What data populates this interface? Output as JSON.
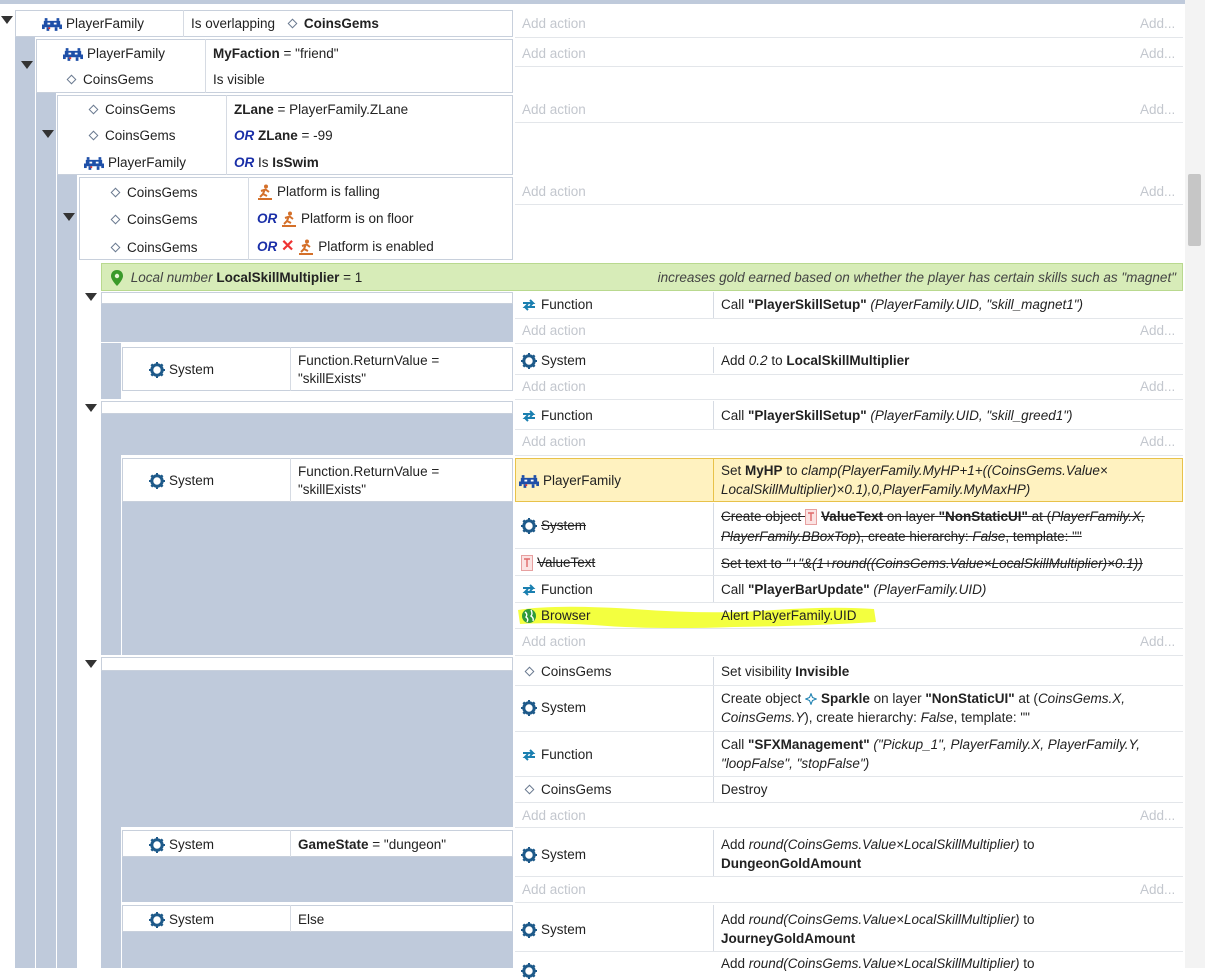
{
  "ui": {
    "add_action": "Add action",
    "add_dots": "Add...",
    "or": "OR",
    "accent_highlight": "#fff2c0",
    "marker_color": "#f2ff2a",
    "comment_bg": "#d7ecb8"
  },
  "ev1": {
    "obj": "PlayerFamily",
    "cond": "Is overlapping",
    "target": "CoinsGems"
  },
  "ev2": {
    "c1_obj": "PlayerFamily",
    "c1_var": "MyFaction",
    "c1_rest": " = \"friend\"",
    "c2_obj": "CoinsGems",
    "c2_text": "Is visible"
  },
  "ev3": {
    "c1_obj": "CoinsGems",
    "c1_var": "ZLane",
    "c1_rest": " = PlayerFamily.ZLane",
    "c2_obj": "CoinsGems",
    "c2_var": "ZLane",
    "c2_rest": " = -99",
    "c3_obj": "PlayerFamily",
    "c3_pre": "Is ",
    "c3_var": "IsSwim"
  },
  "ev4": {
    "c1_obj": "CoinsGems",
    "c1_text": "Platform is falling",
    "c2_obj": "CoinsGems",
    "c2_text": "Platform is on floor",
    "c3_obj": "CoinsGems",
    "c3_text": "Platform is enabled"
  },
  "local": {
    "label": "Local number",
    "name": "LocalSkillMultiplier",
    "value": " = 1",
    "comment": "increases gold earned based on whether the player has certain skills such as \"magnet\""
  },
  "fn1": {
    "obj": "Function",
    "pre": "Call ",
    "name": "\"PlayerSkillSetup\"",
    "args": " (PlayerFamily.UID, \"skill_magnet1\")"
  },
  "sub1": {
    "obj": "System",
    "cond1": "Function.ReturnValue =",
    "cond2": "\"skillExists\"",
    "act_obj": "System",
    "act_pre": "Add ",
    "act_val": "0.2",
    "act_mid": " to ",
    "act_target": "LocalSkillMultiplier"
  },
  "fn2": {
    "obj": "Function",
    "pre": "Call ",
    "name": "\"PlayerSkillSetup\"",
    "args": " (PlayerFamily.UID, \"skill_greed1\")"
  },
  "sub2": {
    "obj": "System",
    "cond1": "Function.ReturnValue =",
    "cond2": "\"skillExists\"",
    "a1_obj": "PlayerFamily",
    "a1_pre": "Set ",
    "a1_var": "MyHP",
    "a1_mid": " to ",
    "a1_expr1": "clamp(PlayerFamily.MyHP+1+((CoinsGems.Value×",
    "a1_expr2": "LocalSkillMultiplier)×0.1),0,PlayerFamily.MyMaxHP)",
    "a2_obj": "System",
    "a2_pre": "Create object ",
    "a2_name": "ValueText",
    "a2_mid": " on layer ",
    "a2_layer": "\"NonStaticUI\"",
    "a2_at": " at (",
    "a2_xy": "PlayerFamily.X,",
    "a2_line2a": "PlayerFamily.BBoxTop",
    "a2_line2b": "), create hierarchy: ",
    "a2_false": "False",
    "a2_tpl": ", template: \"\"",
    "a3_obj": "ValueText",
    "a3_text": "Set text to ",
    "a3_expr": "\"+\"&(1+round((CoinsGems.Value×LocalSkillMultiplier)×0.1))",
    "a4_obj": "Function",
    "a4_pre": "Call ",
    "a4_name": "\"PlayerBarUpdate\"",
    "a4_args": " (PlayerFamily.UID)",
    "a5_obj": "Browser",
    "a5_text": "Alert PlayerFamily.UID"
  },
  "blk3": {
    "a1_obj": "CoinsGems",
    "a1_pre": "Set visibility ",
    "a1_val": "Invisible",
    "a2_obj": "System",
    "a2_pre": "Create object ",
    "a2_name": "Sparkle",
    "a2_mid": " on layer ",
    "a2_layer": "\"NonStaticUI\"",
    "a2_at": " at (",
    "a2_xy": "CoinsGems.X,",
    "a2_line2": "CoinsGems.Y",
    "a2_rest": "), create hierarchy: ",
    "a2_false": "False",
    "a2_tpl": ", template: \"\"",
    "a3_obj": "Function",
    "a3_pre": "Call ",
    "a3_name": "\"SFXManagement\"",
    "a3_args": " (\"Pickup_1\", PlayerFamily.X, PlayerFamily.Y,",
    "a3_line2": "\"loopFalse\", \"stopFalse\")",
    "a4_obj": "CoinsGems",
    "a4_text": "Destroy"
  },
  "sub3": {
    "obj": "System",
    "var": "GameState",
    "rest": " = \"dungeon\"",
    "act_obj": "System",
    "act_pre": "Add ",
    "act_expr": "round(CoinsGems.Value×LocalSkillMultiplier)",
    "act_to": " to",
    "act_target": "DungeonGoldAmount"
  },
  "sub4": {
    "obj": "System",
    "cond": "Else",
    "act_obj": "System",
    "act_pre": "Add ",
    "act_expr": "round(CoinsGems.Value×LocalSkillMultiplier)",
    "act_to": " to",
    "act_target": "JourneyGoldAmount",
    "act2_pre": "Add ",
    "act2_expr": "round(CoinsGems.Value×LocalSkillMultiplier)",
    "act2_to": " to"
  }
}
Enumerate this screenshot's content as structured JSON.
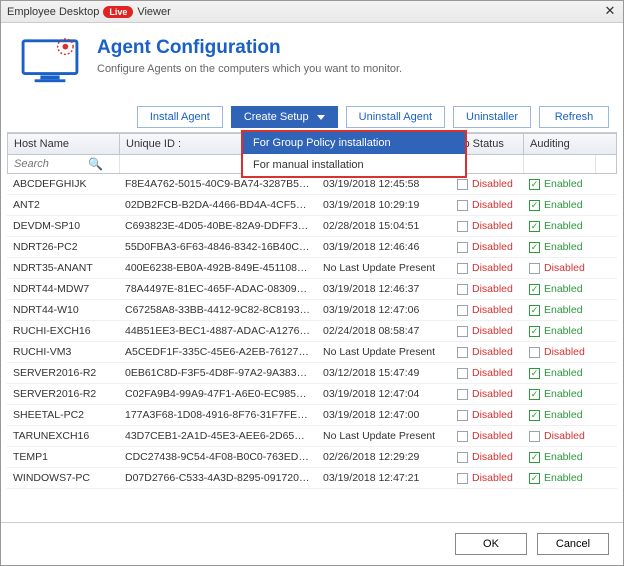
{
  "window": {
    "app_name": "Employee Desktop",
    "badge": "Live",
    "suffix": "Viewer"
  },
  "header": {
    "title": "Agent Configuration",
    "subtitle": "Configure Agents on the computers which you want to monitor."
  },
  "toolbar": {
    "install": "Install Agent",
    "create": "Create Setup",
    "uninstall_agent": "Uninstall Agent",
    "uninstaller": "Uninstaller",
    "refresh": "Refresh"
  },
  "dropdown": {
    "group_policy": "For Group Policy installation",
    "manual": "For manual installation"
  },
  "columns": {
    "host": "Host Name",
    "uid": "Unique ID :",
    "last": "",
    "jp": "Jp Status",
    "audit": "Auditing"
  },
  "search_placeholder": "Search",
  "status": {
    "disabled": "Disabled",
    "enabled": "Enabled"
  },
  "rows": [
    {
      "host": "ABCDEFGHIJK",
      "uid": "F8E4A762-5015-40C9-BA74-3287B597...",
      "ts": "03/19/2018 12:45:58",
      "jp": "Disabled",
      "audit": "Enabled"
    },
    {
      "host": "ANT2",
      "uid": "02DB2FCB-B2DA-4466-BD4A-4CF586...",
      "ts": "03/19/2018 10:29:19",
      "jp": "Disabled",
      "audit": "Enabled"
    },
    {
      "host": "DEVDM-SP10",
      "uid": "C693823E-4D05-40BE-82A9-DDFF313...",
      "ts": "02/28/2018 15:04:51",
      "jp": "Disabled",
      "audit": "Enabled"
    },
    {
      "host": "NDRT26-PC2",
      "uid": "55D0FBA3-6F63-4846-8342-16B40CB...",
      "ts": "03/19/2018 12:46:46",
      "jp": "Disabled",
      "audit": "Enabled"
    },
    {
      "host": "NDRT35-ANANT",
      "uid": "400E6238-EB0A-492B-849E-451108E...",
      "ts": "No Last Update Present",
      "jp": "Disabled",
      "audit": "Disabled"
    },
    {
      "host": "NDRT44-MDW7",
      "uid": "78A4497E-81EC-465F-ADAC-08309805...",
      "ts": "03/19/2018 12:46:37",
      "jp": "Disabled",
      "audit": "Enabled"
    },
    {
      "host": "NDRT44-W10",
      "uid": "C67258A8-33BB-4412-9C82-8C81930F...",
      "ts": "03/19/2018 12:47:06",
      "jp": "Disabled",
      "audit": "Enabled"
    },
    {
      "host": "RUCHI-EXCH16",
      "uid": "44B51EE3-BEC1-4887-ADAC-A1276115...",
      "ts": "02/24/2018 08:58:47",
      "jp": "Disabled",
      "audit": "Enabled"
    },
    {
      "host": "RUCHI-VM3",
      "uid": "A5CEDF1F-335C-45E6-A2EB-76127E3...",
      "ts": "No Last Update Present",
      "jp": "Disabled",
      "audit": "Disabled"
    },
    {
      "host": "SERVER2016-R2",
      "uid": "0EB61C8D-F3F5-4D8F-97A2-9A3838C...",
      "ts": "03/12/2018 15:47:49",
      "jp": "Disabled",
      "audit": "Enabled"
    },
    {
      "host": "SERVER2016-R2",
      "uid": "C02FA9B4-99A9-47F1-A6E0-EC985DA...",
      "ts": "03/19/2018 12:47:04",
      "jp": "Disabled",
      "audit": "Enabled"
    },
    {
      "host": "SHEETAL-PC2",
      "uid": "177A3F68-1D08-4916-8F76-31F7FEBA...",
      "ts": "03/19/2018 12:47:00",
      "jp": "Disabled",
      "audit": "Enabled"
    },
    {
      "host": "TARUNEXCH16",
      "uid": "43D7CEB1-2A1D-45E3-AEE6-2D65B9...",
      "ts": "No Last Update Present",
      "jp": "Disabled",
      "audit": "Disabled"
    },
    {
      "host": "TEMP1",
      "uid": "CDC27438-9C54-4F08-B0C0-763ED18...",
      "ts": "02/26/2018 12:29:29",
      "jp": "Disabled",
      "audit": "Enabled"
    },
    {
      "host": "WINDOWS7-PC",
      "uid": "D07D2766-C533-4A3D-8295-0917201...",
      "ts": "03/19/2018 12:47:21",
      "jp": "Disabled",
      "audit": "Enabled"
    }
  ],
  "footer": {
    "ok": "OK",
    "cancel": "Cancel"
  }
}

* * *

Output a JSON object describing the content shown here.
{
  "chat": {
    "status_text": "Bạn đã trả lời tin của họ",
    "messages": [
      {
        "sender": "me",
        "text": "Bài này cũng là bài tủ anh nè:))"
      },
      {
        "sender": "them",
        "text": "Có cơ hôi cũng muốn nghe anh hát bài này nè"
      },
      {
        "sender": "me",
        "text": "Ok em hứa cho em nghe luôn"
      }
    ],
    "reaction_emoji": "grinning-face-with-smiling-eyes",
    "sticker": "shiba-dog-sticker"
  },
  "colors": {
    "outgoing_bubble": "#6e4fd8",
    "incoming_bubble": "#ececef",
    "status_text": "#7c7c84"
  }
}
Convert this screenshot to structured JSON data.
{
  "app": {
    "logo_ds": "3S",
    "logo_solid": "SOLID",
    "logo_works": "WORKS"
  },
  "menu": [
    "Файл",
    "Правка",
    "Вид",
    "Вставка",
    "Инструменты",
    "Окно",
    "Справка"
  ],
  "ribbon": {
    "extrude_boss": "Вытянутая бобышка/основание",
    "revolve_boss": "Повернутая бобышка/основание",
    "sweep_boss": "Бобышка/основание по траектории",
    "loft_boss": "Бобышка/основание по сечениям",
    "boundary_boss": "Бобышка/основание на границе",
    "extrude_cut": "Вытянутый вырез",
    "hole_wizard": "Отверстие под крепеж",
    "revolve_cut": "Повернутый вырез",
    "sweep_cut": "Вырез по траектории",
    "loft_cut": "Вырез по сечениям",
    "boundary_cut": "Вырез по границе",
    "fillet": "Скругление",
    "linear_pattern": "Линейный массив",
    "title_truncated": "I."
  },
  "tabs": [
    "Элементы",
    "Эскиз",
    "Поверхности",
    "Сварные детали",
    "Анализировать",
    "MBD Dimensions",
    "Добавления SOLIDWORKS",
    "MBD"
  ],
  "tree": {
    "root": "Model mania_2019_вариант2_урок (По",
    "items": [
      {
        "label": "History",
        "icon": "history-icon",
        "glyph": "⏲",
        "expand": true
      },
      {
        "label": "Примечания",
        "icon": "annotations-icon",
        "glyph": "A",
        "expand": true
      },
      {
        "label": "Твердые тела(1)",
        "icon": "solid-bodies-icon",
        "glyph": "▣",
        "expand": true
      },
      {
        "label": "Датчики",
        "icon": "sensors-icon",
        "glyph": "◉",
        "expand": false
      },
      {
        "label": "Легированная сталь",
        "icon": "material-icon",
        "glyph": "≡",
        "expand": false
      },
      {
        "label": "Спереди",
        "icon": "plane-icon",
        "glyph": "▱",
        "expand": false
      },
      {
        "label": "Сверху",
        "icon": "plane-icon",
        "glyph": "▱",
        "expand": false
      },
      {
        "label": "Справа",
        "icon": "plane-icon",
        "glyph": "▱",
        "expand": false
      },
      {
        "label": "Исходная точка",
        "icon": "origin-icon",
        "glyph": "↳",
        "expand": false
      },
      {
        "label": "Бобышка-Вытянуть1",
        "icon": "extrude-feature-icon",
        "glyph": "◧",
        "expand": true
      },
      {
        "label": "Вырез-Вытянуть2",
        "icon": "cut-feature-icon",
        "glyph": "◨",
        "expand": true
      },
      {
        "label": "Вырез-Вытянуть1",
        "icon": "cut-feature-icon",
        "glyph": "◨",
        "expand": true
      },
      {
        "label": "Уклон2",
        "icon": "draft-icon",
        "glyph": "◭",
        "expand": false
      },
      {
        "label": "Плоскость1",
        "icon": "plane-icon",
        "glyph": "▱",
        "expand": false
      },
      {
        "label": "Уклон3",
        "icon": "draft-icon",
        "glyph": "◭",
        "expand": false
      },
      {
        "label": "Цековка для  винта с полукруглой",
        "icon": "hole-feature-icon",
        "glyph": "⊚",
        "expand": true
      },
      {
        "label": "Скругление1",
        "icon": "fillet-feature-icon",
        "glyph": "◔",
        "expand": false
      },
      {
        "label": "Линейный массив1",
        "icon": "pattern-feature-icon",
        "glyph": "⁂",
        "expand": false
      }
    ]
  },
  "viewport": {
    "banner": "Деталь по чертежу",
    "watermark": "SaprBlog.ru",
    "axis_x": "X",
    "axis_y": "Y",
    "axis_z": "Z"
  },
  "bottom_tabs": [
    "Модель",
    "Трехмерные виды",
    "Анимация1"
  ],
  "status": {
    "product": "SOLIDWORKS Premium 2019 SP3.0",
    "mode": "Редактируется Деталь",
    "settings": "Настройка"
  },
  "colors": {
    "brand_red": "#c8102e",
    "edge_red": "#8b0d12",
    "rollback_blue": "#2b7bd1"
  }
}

■ REQUIREMENT ■
Extract all lines that hold the word "feature".

■ SOLUTION TO THE PROBLEM ■
        "icon": "extrude-feature-icon",
        "icon": "cut-feature-icon",
        "icon": "cut-feature-icon",
        "icon": "hole-feature-icon",
        "icon": "fillet-feature-icon",
        "icon": "pattern-feature-icon",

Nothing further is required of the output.